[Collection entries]
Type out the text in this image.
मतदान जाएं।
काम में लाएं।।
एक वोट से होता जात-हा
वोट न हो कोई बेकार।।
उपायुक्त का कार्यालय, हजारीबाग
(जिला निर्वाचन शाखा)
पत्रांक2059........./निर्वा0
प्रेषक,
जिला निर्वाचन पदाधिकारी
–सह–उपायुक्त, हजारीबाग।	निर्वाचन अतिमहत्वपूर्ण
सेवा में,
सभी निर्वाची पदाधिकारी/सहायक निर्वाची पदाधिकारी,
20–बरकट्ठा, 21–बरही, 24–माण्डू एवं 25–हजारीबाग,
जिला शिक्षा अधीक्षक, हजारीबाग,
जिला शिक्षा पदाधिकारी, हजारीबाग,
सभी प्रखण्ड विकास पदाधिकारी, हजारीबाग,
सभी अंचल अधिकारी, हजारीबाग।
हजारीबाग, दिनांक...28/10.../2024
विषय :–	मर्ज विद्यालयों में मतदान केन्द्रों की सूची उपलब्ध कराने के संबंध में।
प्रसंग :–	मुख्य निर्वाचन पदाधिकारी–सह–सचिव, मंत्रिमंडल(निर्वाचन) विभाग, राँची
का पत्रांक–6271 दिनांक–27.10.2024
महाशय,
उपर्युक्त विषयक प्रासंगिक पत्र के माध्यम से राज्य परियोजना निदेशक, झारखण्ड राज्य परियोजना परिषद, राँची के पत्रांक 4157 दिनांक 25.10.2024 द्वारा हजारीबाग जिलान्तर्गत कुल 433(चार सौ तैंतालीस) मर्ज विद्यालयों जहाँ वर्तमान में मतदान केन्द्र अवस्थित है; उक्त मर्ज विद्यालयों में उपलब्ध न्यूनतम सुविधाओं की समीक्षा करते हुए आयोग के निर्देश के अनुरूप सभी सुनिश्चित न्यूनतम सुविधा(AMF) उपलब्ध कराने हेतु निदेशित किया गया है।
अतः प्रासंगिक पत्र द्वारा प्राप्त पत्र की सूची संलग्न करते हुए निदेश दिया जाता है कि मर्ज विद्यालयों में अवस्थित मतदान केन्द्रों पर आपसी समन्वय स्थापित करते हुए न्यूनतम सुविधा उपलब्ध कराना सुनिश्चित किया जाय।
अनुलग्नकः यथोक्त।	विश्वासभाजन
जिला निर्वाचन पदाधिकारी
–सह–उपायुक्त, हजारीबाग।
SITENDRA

Brief - Output an exact copy of each record.

Task output -
Type out the text in this image.
मतदान जाएं।
काम में लाएं।।
एक वोट से होता जात-हा
वोट न हो कोई बेकार।।
उपायुक्त का कार्यालय, हजारीबाग
(जिला निर्वाचन शाखा)
पत्रांक2059........./निर्वा0
प्रेषक,
जिला निर्वाचन पदाधिकारी
–सह–उपायुक्त, हजारीबाग।	निर्वाचन अतिमहत्वपूर्ण
सेवा में,
सभी निर्वाची पदाधिकारी/सहायक निर्वाची पदाधिकारी,
20–बरकट्ठा, 21–बरही, 24–माण्डू एवं 25–हजारीबाग,
जिला शिक्षा अधीक्षक, हजारीबाग,
जिला शिक्षा पदाधिकारी, हजारीबाग,
सभी प्रखण्ड विकास पदाधिकारी, हजारीबाग,
सभी अंचल अधिकारी, हजारीबाग।
हजारीबाग, दिनांक...28/10.../2024
विषय :–	मर्ज विद्यालयों में मतदान केन्द्रों की सूची उपलब्ध कराने के संबंध में।
प्रसंग :–	मुख्य निर्वाचन पदाधिकारी–सह–सचिव, मंत्रिमंडल(निर्वाचन) विभाग, राँची
का पत्रांक–6271 दिनांक–27.10.2024
महाशय,
उपर्युक्त विषयक प्रासंगिक पत्र के माध्यम से राज्य परियोजना निदेशक, झारखण्ड राज्य परियोजना परिषद, राँची के पत्रांक 4157 दिनांक 25.10.2024 द्वारा हजारीबाग जिलान्तर्गत कुल 433(चार सौ तैंतालीस) मर्ज विद्यालयों जहाँ वर्तमान में मतदान केन्द्र अवस्थित है; उक्त मर्ज विद्यालयों में उपलब्ध न्यूनतम सुविधाओं की समीक्षा करते हुए आयोग के निर्देश के अनुरूप सभी सुनिश्चित न्यूनतम सुविधा(AMF) उपलब्ध कराने हेतु निदेशित किया गया है।
अतः प्रासंगिक पत्र द्वारा प्राप्त पत्र की सूची संलग्न करते हुए निदेश दिया जाता है कि मर्ज विद्यालयों में अवस्थित मतदान केन्द्रों पर आपसी समन्वय स्थापित करते हुए न्यूनतम सुविधा उपलब्ध कराना सुनिश्चित किया जाय।
अनुलग्नकः यथोक्त।	विश्वासभाजन
जिला निर्वाचन पदाधिकारी
–सह–उपायुक्त, हजारीबाग।
SITENDRA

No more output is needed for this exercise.